Task instructions: Repeat everything in the material exactly.

Data entries:

--*--

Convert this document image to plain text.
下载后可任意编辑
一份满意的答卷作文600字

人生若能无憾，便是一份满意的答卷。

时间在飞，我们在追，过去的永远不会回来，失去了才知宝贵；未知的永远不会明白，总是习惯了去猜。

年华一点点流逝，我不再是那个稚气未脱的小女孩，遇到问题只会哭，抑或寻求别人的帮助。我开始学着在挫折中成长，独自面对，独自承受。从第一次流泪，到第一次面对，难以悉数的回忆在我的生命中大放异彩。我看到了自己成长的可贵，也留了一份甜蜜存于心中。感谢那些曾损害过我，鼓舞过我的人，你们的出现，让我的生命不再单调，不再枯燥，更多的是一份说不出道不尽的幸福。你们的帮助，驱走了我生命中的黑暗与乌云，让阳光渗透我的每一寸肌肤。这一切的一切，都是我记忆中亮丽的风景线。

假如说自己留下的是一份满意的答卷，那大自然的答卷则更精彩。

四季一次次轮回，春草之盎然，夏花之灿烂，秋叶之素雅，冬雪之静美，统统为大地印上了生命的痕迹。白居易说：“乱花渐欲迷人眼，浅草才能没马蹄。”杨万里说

--*--

Solution to this problem:
Convert this document image to plain text.
下载后可任意编辑
一份满意的答卷作文600字

人生若能无憾，便是一份满意的答卷。

时间在飞，我们在追，过去的永远不会回来，失去了才知宝贵；未知的永远不会明白，总是习惯了去猜。

年华一点点流逝，我不再是那个稚气未脱的小女孩，遇到问题只会哭，抑或寻求别人的帮助。我开始学着在挫折中成长，独自面对，独自承受。从第一次流泪，到第一次面对，难以悉数的回忆在我的生命中大放异彩。我看到了自己成长的可贵，也留了一份甜蜜存于心中。感谢那些曾损害过我，鼓舞过我的人，你们的出现，让我的生命不再单调，不再枯燥，更多的是一份说不出道不尽的幸福。你们的帮助，驱走了我生命中的黑暗与乌云，让阳光渗透我的每一寸肌肤。这一切的一切，都是我记忆中亮丽的风景线。

假如说自己留下的是一份满意的答卷，那大自然的答卷则更精彩。

四季一次次轮回，春草之盎然，夏花之灿烂，秋叶之素雅，冬雪之静美，统统为大地印上了生命的痕迹。白居易说：“乱花渐欲迷人眼，浅草才能没马蹄。”杨万里说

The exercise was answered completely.